* **Prompt 1**
For each of the statements (a), (b) and (c) below, decide whether it agrees with the saddle discussion. Answer yes or no, and quote the discussion's deciding words exactly. (a) Hardrock93 found the Spoon suited to an upright riding position. (b) steveindenmark's Brooks saddle is black. (c) martint235 is concerned that a Cambium could reduce the power that can go into the pedals.
* **Prompt 2**
Pick up the saddle discussion after its final post and continue it.

* **Text passage**

Well, is it THE 3 acceptable colours, or is it missing some?


----------



## jefmcg (29 Feb 2016)

mcshroom said:


> The Spoon has far more colour choices, plus camo and tartan variants



I doubt there's tartan, but you can definitely get a B17 in camo. Mind you, it ups the price a bit, and I'm not sure how you would break it in.


----------



## Profpointy (29 Feb 2016)

jefmcg said:


> Well, is it THE 3 acceptable colours, or is it missing some?



Yep, I think the "THE" is fair


----------



## Hardrock93 (29 Feb 2016)

After trying the Spoon on an MTB, then a hybrid, I deemed it an instrument of torture and consigned it to a dusty shelf in the garage. Much later, I gave it one last chance on my 1980s road bike and it instantly redeemed itself. For me, it wasn't suited to an upright riding position, but is fine for a more stretched posture. Entirely down to personal preference.


----------



## outlash (29 Feb 2016)

Obviously it's down to personal preference, but as a curveball, a Cambium?


----------



## steveindenmark (29 Feb 2016)

jefmcg said:


> Which saddles have more colour choices?


You are correct.

But I wouldnt put most of those colours on any of my bikes.


----------



## Old jon (1 Mar 2016)

Colour?? If you can see it when you are using it, you may be riding in a distinctive manner . . .

Brooks, FWIW


----------



## martint235 (1 Mar 2016)

outlash said:


> Obviously it's down to personal preference, but as a curveball, a Cambium?


I've been thinking of getting a Cambium but I have concerns about it lowering the power I can put into the pedals if it's softer than I think.


----------



## jefmcg (1 Mar 2016)

steveindenmark said:


> You are correct.
> 
> But I wouldnt put most of those colours on any of my bikes.


so is there are colour missing you require? Most saddles don't seem to come in many colours (black, white, black and white mostly) so it seems a strange criticism. All brooks come in black, and I don't think you would want a white leather saddle. I certainly wouldn't.


----------



## martint235 (1 Mar 2016)

Out of interest, is there anyone who's had a Charge Spoon and _didn't_ like it?


----------



## Drago (1 Mar 2016)

martint235 said:


> Out of interest, is there anyone who's had a Charge Spoon and _didn't_ like it?



Me. A couple of riders I know. Conversely, I also know people who love them. It all hinges on them topography of one's bottom.


----------



## raleighnut (1 Mar 2016)

jefmcg said:


> so is there are colour missing you require? Most saddles don't seem to come in many colours (black, white, black and white mostly) so it seems a strange criticism. All brooks come in black, and I don't think you would want a white leather saddle. I certainly wouldn't.


Not even one of these


----------



## steveindenmark (1 Mar 2016)

I did say MOST colours. My Brooks is black.


----------



## jefmcg (1 Mar 2016)

raleighnut said:


> Not even one of these


I'm a woman. So, no.

(Layout region records)
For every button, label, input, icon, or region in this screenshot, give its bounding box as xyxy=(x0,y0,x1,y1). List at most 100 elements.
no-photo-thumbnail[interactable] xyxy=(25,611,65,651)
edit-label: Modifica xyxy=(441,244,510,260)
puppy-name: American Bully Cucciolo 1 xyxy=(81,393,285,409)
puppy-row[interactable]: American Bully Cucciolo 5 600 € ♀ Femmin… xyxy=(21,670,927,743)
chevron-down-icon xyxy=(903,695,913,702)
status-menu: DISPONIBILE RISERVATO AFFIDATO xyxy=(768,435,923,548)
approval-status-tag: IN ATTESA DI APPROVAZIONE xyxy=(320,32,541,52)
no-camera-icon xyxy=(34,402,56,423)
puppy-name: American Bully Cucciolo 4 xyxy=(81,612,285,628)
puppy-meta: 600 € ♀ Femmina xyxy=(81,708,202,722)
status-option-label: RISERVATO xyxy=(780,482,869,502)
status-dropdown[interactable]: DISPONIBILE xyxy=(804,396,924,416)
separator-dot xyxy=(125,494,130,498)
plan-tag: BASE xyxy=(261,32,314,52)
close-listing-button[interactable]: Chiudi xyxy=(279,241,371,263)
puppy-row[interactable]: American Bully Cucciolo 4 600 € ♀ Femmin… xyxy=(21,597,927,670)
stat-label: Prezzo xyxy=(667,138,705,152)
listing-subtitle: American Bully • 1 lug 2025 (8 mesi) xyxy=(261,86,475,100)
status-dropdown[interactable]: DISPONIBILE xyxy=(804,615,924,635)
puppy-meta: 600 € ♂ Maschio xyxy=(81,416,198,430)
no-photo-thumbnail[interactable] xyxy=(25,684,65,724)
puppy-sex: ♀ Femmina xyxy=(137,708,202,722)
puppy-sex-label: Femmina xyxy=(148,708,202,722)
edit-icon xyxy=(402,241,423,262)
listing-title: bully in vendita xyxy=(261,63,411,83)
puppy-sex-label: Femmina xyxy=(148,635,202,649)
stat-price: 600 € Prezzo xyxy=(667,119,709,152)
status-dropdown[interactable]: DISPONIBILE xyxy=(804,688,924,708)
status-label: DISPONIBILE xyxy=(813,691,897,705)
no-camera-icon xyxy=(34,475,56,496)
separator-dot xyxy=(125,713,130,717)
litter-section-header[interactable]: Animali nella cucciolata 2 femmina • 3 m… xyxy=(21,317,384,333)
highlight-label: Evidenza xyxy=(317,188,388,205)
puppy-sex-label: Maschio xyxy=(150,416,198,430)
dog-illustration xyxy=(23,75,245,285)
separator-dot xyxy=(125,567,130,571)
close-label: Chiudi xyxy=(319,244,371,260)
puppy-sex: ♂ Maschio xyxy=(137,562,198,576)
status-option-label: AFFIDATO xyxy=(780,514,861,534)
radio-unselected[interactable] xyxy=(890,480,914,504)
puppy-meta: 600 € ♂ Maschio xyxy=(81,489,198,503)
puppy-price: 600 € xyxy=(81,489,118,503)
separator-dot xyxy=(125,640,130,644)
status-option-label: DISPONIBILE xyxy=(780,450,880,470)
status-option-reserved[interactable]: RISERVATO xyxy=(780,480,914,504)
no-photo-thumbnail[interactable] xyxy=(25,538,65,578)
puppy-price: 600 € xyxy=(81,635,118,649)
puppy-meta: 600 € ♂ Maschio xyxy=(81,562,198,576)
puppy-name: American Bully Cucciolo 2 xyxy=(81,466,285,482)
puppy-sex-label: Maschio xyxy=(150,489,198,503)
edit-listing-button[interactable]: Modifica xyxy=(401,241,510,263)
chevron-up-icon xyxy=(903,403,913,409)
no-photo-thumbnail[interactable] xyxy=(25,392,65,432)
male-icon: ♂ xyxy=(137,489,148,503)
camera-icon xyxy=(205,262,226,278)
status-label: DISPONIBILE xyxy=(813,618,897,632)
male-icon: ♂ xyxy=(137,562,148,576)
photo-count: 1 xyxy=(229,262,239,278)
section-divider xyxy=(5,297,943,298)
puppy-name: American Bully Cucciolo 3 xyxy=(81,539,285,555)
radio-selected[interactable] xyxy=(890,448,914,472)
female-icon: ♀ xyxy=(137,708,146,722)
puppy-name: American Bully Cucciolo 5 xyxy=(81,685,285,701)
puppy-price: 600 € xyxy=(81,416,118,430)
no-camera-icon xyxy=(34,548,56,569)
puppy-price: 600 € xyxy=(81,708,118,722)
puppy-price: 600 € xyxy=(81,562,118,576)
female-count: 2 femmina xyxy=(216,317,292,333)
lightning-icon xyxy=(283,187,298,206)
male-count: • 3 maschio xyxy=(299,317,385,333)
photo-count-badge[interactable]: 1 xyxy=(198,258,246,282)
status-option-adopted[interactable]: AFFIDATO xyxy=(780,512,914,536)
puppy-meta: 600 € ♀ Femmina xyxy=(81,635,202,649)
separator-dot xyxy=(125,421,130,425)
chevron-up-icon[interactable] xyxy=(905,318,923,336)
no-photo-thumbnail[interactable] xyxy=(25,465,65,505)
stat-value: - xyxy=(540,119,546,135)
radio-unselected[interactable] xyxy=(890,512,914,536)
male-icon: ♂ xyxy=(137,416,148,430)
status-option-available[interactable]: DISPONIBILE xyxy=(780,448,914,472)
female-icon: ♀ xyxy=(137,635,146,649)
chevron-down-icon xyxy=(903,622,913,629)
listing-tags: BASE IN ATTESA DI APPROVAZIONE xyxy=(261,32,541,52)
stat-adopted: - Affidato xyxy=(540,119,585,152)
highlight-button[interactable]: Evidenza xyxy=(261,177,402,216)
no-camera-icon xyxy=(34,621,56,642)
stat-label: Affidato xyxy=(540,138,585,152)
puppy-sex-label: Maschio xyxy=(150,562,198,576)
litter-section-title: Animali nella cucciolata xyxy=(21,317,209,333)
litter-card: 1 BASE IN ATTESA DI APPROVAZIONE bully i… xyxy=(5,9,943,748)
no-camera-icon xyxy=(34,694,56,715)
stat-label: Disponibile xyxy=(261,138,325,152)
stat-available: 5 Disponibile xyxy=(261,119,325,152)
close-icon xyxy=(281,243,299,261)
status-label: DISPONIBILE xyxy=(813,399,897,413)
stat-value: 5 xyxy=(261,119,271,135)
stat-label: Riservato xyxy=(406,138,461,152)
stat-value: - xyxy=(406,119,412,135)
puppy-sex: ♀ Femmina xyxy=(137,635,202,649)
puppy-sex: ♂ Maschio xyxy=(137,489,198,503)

* **Exercise answer 1**
(a) No: "For me, it wasn't suited to an upright riding position, but is fine for a more stretched posture."
(b) Yes: "My Brooks is black."
(c) Yes: "I have concerns about it lowering the power I can put into the pedals if it's softer than I think."

* **Exercise answer 2**
----------



## FrankCrank (1 Mar 2016)

Got this beauty waiting to go on something I'm building. Not sure if comfy, more for the look really........


----------



## outlash (1 Mar 2016)

FrankCrank said:


> Got this beauty waiting to go on something I'm building. Not sure if comfy, more for the look really........
> View attachment 120464



Is it a fork lift truck you're building? It looks rather substantial


----------



## jiberjaber (1 Mar 2016)

Wider the saddle the more comfy on an upright posture, so I would have thought the B17 would be more comfortable for an upright ride compared to the charge spoon, though as someone has already mentioned, what suits one bum might not suit another......


----------



## MikeW-71 (1 Mar 2016)

martint235 said:


> I've been thinking of getting a Cambium but I have concerns about it lowering the power I can put into the pedals if it's softer than I think.


It's no softer than any regular saddle. Get a test one if you can.

I'm another that didn't fully get on with a Spoon. It was fine for 20 miles, but got progressively less comfortable after that.


----------



## Rickshaw Phil (1 Mar 2016)

martint235 said:


> Out of interest, is there anyone who's had a Charge Spoon and _didn't_ like it?




Hateful thing! Beyond 20 miles it was uncomfortable, beyond 40 miles it was unbearable. I did once do a 50 miler on it which involved a lot of standing on the pedals towards the end. Despite trying all sorts of different setups I eventually had to give it up as a bad job.

The B17 it was replaced with isn't perfect by any means (I've finally come to the conclusion it's too wide for me) but has been good enough to do a few century rides on, including my personal best of 131 miles.

Currently giving a Brooks Team Pro a try. It feels better for me shape-wise but will need some breaking in.


----------



## craigwend (1 Mar 2016)

Profpointy said:


> yebbutt - that's only 3 acceptable colours


----------



## beastie (1 Mar 2016)

I used a Spoon for 2 years and it wasn't bad ......for 50 miles. After that it was painful and if I was riding any distance the next day it was even worse. I use a Selle SMP hybrid on both road and mountain bikes now and it is so much more comfortable


----------



## raleighnut (1 Mar 2016)

Rickshaw Phil said:


> Hateful thing! Beyond 20 miles it was uncomfortable, beyond 40 miles it was unbearable. I did once do a 50 miler on it which involved a lot of standing on the pedals towards the end. Despite trying all sorts of different setups I eventually had to give it up as a bad job.
> 
> The B17 it was replaced with isn't perfect by any means (I've finally come to the conclusion it's too wide for me) but has been good enough to do a few century rides on, including my personal best of 131 miles.
> 
> Currently giving a Brooks Team Pro a try. It feels better for me shape-wise but will need some breaking in.


B17n does it for me then in descending order Swift Titanium/Swallow 2005 Titanium Ltd Edition (both about the same comfort wise), B5n and then the B17s (Copper Rivets)
The B17n (Narrow) is on my Ridgeback and was my choice/will be my choice of bike for anything over 50 miles.


----------



## Rickshaw Phil (1 Mar 2016)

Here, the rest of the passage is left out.